■ **Input data**
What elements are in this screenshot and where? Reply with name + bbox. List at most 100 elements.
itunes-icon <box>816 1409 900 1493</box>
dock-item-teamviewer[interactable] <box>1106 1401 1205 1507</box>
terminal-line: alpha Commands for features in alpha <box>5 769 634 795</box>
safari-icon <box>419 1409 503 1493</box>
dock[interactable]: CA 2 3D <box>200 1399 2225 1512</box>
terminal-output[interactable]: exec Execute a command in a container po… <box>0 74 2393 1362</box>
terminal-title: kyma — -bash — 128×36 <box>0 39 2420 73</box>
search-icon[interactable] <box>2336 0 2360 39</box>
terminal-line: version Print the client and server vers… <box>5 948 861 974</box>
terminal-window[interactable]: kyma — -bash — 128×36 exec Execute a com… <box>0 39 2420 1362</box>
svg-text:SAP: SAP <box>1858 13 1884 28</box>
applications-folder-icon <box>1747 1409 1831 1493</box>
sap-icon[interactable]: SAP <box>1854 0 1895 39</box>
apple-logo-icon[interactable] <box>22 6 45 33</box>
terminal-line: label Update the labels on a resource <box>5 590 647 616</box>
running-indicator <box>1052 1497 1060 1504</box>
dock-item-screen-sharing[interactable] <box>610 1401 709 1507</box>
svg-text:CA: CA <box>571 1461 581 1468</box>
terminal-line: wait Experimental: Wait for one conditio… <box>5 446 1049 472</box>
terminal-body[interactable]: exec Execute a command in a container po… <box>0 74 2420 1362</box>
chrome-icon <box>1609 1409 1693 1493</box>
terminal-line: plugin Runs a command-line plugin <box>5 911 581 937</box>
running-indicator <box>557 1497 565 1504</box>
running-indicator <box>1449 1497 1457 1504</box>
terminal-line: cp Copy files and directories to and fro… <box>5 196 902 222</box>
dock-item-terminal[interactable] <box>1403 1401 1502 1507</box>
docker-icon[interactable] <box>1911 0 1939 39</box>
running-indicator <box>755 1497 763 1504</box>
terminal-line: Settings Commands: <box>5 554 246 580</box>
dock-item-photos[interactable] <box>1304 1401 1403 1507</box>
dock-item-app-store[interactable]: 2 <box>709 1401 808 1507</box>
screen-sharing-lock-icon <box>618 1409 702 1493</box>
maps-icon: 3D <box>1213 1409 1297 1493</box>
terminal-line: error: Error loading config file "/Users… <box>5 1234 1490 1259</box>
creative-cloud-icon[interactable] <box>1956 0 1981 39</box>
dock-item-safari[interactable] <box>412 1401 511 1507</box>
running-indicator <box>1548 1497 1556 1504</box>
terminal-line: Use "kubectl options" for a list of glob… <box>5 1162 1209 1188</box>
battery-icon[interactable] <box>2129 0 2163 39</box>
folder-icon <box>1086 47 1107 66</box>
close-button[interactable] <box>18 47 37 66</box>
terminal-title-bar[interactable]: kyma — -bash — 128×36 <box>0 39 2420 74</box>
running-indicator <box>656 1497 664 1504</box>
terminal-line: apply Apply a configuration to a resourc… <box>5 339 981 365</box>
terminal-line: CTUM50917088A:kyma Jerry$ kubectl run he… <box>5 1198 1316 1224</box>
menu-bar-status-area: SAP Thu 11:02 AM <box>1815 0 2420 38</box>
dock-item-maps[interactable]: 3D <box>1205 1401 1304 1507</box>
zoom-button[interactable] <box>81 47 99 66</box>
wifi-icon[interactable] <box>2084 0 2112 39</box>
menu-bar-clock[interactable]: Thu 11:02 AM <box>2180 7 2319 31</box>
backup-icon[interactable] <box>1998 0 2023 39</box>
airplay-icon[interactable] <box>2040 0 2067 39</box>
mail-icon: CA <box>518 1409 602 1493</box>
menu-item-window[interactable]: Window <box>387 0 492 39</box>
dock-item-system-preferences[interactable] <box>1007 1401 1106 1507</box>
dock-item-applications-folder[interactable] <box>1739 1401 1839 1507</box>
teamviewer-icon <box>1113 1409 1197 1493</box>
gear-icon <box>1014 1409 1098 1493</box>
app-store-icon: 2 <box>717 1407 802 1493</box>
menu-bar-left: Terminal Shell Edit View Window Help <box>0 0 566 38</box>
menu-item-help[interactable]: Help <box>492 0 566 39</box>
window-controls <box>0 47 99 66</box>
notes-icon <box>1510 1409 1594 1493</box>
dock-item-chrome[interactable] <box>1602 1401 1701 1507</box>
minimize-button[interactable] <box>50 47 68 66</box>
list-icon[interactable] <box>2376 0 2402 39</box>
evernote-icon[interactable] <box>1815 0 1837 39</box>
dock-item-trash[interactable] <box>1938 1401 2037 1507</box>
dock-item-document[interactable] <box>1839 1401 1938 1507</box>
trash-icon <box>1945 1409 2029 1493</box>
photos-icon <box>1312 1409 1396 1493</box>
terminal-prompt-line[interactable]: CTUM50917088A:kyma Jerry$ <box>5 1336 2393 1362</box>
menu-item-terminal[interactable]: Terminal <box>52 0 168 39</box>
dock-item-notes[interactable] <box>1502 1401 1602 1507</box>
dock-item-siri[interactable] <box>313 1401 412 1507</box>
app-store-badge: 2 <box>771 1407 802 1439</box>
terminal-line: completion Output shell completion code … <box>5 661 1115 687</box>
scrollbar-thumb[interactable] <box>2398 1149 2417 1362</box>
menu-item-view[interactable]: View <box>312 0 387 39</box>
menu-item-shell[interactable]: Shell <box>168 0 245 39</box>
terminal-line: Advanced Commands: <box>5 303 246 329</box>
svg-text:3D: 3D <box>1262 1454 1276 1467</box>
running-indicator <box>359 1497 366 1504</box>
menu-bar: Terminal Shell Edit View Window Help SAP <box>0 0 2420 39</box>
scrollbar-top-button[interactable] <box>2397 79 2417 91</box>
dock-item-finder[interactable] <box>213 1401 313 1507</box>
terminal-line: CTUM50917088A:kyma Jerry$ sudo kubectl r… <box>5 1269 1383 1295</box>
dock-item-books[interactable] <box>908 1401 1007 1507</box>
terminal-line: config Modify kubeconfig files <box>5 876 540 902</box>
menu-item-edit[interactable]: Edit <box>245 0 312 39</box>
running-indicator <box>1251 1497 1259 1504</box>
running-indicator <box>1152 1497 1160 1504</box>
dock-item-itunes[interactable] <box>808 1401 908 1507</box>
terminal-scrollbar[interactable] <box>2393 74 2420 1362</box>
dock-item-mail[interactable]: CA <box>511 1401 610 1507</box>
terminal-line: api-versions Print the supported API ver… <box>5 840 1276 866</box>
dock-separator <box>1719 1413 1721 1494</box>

■ **Short problem**
Rewrite the material from its beginning through the line containing "terminal-output[interactable]: exec Execute", changing "bbox" to "bounding box" and leaving everything else as it is.

■ **Correct answer**
What elements are in this screenshot and where? Reply with name + bounding box. List at most 100 elements.
itunes-icon <box>816 1409 900 1493</box>
dock-item-teamviewer[interactable] <box>1106 1401 1205 1507</box>
terminal-line: alpha Commands for features in alpha <box>5 769 634 795</box>
safari-icon <box>419 1409 503 1493</box>
dock[interactable]: CA 2 3D <box>200 1399 2225 1512</box>
terminal-output[interactable]: exec Execute a command in a container po… <box>0 74 2393 1362</box>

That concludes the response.